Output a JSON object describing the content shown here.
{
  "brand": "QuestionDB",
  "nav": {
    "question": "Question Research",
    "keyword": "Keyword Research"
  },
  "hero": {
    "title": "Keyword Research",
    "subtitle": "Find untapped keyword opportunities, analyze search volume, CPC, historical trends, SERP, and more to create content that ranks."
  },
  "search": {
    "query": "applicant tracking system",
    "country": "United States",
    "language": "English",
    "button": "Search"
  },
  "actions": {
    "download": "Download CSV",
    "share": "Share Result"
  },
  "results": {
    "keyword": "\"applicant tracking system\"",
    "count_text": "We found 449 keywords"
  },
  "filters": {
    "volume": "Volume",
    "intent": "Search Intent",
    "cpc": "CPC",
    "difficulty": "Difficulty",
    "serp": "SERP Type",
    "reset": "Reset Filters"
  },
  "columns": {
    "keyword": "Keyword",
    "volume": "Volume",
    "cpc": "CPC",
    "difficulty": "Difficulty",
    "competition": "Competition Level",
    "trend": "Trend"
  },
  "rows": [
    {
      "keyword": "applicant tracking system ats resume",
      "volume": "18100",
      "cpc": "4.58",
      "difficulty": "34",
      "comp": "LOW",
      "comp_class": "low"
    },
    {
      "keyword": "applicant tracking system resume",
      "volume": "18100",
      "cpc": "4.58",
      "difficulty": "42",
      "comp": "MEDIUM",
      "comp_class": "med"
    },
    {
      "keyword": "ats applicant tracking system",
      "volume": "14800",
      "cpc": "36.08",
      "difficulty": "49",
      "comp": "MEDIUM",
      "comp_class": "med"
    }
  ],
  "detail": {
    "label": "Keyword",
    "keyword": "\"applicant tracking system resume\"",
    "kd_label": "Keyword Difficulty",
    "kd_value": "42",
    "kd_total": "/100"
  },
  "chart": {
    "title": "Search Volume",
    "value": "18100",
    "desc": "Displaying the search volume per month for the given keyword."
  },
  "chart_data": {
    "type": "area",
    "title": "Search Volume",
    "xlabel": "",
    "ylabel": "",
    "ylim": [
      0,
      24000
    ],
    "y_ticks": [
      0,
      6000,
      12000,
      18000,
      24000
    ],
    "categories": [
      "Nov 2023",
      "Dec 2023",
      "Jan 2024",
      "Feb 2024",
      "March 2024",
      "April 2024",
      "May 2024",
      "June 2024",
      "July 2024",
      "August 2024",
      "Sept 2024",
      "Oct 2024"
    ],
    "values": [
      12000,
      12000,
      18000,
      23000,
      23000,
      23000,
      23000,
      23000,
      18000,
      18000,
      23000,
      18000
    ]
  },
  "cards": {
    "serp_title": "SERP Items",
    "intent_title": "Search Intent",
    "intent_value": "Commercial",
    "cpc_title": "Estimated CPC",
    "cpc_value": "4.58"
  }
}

WHAT YOU ARE ASKED TO DO
Display every line of the listing that contains the string "resume".

COMPLETE OUTPUT
      "keyword": "applicant tracking system ats resume",
      "keyword": "applicant tracking system resume",
    "keyword": "\"applicant tracking system resume\"",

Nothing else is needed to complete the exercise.